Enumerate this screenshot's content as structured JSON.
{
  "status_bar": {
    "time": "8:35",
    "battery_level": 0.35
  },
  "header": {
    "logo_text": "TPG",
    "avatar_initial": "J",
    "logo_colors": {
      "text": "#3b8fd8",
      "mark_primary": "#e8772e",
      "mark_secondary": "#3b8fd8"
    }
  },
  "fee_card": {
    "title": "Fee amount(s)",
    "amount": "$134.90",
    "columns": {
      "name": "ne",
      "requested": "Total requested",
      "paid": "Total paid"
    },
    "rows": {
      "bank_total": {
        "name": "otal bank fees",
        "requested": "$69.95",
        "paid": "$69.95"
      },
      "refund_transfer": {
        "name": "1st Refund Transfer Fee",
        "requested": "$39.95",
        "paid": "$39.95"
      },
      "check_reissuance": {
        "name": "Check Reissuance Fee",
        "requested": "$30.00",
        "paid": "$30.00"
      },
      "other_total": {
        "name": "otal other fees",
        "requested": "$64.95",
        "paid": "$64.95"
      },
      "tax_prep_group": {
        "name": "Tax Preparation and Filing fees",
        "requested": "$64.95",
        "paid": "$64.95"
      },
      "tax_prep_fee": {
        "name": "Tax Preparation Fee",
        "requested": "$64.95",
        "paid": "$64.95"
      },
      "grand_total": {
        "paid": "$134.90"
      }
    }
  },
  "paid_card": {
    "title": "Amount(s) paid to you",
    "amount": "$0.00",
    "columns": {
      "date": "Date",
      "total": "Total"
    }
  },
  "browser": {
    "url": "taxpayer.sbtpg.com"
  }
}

----------------------------------------

Requirement
Each record above should be output again exactly.

Answer for this exercise
Enumerate this screenshot's content as structured JSON.
{
  "status_bar": {
    "time": "8:35",
    "battery_level": 0.35
  },
  "header": {
    "logo_text": "TPG",
    "avatar_initial": "J",
    "logo_colors": {
      "text": "#3b8fd8",
      "mark_primary": "#e8772e",
      "mark_secondary": "#3b8fd8"
    }
  },
  "fee_card": {
    "title": "Fee amount(s)",
    "amount": "$134.90",
    "columns": {
      "name": "ne",
      "requested": "Total requested",
      "paid": "Total paid"
    },
    "rows": {
      "bank_total": {
        "name": "otal bank fees",
        "requested": "$69.95",
        "paid": "$69.95"
      },
      "refund_transfer": {
        "name": "1st Refund Transfer Fee",
        "requested": "$39.95",
        "paid": "$39.95"
      },
      "check_reissuance": {
        "name": "Check Reissuance Fee",
        "requested": "$30.00",
        "paid": "$30.00"
      },
      "other_total": {
        "name": "otal other fees",
        "requested": "$64.95",
        "paid": "$64.95"
      },
      "tax_prep_group": {
        "name": "Tax Preparation and Filing fees",
        "requested": "$64.95",
        "paid": "$64.95"
      },
      "tax_prep_fee": {
        "name": "Tax Preparation Fee",
        "requested": "$64.95",
        "paid": "$64.95"
      },
      "grand_total": {
        "paid": "$134.90"
      }
    }
  },
  "paid_card": {
    "title": "Amount(s) paid to you",
    "amount": "$0.00",
    "columns": {
      "date": "Date",
      "total": "Total"
    }
  },
  "browser": {
    "url": "taxpayer.sbtpg.com"
  }
}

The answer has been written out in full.